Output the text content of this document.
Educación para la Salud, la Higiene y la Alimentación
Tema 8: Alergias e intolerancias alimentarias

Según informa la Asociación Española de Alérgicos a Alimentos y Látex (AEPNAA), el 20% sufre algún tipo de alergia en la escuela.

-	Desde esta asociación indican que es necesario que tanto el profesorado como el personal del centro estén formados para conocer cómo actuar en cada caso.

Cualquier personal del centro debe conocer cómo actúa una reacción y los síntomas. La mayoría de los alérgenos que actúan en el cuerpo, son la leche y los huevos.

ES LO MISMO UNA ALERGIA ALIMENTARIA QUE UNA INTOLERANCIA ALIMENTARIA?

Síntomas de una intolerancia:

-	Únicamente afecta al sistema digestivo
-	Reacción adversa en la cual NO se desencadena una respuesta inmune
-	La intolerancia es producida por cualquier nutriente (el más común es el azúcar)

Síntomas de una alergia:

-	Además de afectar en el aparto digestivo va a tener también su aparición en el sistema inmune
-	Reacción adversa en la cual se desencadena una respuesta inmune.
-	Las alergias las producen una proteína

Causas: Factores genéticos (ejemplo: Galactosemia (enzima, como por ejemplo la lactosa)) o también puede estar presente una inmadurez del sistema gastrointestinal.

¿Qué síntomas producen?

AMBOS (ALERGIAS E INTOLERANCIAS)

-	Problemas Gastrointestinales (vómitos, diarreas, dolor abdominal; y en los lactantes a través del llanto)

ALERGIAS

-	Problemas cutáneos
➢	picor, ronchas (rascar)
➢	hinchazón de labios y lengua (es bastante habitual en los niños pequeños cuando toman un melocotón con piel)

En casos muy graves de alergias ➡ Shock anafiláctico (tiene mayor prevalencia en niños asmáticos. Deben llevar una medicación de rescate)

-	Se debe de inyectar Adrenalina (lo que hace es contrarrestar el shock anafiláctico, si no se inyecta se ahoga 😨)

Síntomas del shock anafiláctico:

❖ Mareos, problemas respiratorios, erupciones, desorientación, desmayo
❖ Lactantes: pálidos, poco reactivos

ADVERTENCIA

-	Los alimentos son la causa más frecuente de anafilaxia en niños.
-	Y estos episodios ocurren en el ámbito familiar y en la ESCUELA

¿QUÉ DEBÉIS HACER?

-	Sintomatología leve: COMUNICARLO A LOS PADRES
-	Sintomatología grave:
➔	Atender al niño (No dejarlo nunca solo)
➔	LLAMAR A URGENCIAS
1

----

* [What the task asks]: Return each line of the data that contains the string "personal".

* [Correct result]:
-	Desde esta asociación indican que es necesario que tanto el profesorado como el personal del centro estén formados para conocer cómo actuar en cada caso.
Cualquier personal del centro debe conocer cómo actúa una reacción y los síntomas. La mayoría de los alérgenos que actúan en el cuerpo, son la leche y los huevos.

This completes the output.